-- TRECHO DO DOCUMENTO --
—————

O Tribunal de Justiça do Amazonas (TJAM) julgará nesta terça-feira (14/05) a constitucionalidade da decisão de integrar ao quadro suplementar da Prefeitura de Manaus os cerca de 6 mil servidores que pertenciam ao Regime Especial, beneficiando os que tinham mais de cinco anos ininterruptos na prefeitura.
A Câmara Municipal de Manaus aprovou Emenda nº 79/2012 à Lei Orgânica do Município de Manaus (Loman) e é alvo de uma Ação Direta de Inconstitucionalidade (ADI), impetrada pelo procurador geral de Justiça do Estado do Amazonas, que tem como relator o desembargador João Mauro Bessa.
O TJAM julga nesta terça-feira mais outras três ADIs. Na Ação nº 2012.001029-7, o Ministério Público do Estado do Amazonas questiona o artigo 2º, inciso V, da Lei Municipal nº 238/2010, promulgada pela Câmara Municipal de Manaus. Pelo inciso, a Câmara incluiu na cota mensal de R$ 8 mil para custeio de alimentação do parlamentar e de servidores de gabinete.
A ADI, processo nº 2010.005602-2, trata da omissão do Poder Público em relação ao artigo 254, da Constituição do Estado do Amazonas, que diz respeito às atribuições do Poder Público quanto à responsabilidade do planejamento, operação e supervisão da qualidade do transporte coletivo. A relatora é a desembargadora Maria das Graças Pessôa Figueiredo.
Também está na pauta a ADI (processo virtual nº 001465-13.2010.8.04.0000) requerida pela Associação Amazonense de Supermercados (Amase) contra a Assembleia Legislativa do Estado do Amazonas (Aleam), em relação à Lei Estadual Promulgada nº 86/2010, que obriga estabelecimentos comerciais a manter médico veterinário como responsável técnico pelo manuseio de produtos de origem animal. Em janeiro de 2012, o relator, desembargador Wellington Araújo concedeu liminar, suspendendo a eficácia da lei.

—————

-- INFORMAÇÕES DA FONTE --
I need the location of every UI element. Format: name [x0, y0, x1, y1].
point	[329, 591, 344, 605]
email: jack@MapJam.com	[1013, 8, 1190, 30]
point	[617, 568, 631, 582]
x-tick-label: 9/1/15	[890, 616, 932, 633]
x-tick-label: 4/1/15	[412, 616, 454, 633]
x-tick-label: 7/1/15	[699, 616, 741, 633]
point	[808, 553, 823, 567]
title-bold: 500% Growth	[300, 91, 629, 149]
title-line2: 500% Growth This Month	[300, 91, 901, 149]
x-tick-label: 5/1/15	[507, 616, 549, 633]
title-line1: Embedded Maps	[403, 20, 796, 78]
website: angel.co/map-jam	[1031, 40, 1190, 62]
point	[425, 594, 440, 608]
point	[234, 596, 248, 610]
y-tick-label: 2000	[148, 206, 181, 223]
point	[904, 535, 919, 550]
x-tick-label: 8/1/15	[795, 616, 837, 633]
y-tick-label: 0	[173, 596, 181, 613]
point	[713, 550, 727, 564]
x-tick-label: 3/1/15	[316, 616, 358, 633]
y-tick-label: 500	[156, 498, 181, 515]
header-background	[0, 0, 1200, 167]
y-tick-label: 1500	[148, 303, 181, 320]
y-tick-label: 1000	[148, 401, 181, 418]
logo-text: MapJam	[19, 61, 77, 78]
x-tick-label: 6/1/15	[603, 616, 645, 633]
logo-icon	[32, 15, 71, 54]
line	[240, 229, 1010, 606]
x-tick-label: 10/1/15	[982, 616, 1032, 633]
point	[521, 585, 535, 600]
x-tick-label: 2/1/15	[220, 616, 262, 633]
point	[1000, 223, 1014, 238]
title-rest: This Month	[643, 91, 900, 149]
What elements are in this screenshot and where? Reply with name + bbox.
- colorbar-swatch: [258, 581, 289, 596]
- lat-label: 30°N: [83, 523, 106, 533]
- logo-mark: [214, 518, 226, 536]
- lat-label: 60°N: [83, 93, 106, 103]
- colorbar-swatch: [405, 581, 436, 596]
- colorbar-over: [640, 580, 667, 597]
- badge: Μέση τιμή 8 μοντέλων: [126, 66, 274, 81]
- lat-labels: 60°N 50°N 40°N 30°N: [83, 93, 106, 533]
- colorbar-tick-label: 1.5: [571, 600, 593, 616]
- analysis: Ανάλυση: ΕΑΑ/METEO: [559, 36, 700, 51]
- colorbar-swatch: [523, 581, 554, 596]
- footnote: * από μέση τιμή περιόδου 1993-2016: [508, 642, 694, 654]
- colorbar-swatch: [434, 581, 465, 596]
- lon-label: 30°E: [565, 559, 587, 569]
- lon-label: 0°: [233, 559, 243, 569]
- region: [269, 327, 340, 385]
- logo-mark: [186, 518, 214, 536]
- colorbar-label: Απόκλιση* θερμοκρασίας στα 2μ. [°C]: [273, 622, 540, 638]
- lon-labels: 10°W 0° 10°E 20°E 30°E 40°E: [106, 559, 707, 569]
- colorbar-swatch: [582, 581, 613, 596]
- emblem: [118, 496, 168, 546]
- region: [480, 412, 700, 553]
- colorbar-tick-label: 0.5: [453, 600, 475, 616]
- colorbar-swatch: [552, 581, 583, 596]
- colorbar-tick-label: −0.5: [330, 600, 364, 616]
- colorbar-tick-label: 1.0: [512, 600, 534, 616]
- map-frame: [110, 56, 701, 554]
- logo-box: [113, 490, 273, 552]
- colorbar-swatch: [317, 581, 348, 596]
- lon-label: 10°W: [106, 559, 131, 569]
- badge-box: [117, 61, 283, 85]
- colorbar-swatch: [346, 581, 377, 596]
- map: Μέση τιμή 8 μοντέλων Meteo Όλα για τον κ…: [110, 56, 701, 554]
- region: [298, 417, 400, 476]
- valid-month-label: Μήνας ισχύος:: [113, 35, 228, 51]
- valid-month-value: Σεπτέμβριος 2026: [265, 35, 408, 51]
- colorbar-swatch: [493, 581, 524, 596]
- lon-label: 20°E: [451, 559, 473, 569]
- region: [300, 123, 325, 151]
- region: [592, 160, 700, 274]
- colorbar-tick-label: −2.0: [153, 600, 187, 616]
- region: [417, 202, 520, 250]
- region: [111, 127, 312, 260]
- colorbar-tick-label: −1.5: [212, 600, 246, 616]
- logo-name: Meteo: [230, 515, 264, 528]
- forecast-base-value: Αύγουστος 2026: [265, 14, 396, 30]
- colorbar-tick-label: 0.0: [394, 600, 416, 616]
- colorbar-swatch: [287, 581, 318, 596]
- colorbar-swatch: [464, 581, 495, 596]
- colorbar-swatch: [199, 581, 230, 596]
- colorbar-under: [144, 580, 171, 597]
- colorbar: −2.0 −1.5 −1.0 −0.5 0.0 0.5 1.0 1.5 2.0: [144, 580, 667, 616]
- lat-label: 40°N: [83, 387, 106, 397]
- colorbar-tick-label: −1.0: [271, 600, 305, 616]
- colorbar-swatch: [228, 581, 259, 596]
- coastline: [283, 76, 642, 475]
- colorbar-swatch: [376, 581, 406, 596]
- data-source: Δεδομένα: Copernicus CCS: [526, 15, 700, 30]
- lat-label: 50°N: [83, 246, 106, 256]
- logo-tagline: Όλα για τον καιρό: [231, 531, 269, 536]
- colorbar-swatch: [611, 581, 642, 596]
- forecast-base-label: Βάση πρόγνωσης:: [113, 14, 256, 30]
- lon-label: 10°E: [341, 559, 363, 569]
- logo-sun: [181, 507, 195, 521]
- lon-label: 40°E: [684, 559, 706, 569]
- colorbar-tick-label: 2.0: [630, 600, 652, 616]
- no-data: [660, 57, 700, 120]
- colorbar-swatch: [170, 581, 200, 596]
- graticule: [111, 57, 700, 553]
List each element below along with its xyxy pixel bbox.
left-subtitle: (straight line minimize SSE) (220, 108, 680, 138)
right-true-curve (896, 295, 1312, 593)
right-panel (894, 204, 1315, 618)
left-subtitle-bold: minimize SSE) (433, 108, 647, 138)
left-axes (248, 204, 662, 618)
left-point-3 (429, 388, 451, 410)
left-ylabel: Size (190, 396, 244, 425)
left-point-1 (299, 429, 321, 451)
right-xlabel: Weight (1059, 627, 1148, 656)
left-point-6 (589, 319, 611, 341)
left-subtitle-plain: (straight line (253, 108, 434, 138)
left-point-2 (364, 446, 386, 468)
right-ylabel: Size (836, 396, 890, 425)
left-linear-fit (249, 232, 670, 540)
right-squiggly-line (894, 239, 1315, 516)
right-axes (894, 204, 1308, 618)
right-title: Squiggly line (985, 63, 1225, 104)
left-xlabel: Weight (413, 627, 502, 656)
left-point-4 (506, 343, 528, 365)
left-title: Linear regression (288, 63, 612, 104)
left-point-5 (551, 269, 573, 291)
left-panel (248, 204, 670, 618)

—————

-- TAREFAS DO EXERCÍCIO --
1. Responda com base na notícia:
(a) Quantos servidores, aproximadamente, pertenciam ao Regime Especial?
(b) Quem é o relator da ADI contra a Emenda nº 79/2012?
(c) Quem é a relatora da ADI do processo nº 2010.005602-2?
2. Reescreva o trecho da notícia que começa em "Também está na" e vai até "eficácia da lei.", substituindo "médico veterinário" por "zootecnista".

-- RESPOSTAS POR TAREFA --
1.
(a) Cerca de 6 mil.
(b) O desembargador João Mauro Bessa.
(c) A desembargadora Maria das Graças Pessôa Figueiredo.

2.
Também está na pauta a ADI (processo virtual nº 001465-13.2010.8.04.0000) requerida pela Associação Amazonense de Supermercados (Amase) contra a Assembleia Legislativa do Estado do Amazonas (Aleam), em relação à Lei Estadual Promulgada nº 86/2010, que obriga estabelecimentos comerciais a manter zootecnista como responsável técnico pelo manuseio de produtos de origem animal. Em janeiro de 2012, o relator, desembargador Wellington Araújo concedeu liminar, suspendendo a eficácia da lei.